» **EXERCISE REQUIREMENTS**
Copy each line in the data that includes the word "Всего".

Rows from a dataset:
■ ■ ■

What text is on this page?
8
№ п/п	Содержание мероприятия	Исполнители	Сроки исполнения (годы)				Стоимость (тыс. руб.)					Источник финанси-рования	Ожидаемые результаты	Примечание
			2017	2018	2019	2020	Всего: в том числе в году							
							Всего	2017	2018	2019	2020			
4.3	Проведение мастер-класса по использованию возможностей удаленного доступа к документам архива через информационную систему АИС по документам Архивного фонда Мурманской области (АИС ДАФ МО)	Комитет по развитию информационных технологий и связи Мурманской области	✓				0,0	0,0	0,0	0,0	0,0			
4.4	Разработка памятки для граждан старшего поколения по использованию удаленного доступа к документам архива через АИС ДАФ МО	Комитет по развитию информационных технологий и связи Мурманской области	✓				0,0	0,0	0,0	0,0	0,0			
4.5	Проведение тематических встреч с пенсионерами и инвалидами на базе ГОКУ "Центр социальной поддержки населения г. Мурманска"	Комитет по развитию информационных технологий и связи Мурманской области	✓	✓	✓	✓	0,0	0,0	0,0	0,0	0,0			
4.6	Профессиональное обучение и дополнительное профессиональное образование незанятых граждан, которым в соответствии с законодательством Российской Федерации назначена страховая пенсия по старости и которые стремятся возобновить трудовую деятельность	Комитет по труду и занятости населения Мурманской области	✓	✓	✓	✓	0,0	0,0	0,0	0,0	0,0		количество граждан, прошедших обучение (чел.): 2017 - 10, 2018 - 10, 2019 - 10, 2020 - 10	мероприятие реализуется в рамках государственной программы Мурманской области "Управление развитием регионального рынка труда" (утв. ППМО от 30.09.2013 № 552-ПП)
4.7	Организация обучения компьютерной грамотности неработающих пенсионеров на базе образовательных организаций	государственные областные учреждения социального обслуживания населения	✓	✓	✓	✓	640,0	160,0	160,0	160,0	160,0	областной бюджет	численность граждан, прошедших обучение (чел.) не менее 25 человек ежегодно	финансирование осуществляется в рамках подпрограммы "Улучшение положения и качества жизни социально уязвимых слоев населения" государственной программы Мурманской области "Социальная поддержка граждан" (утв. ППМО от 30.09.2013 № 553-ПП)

■ ■ ■

» **EXERCISE OUTPUT**
			2017	2018	2019	2020	Всего: в том числе в году							
							Всего	2017	2018	2019	2020			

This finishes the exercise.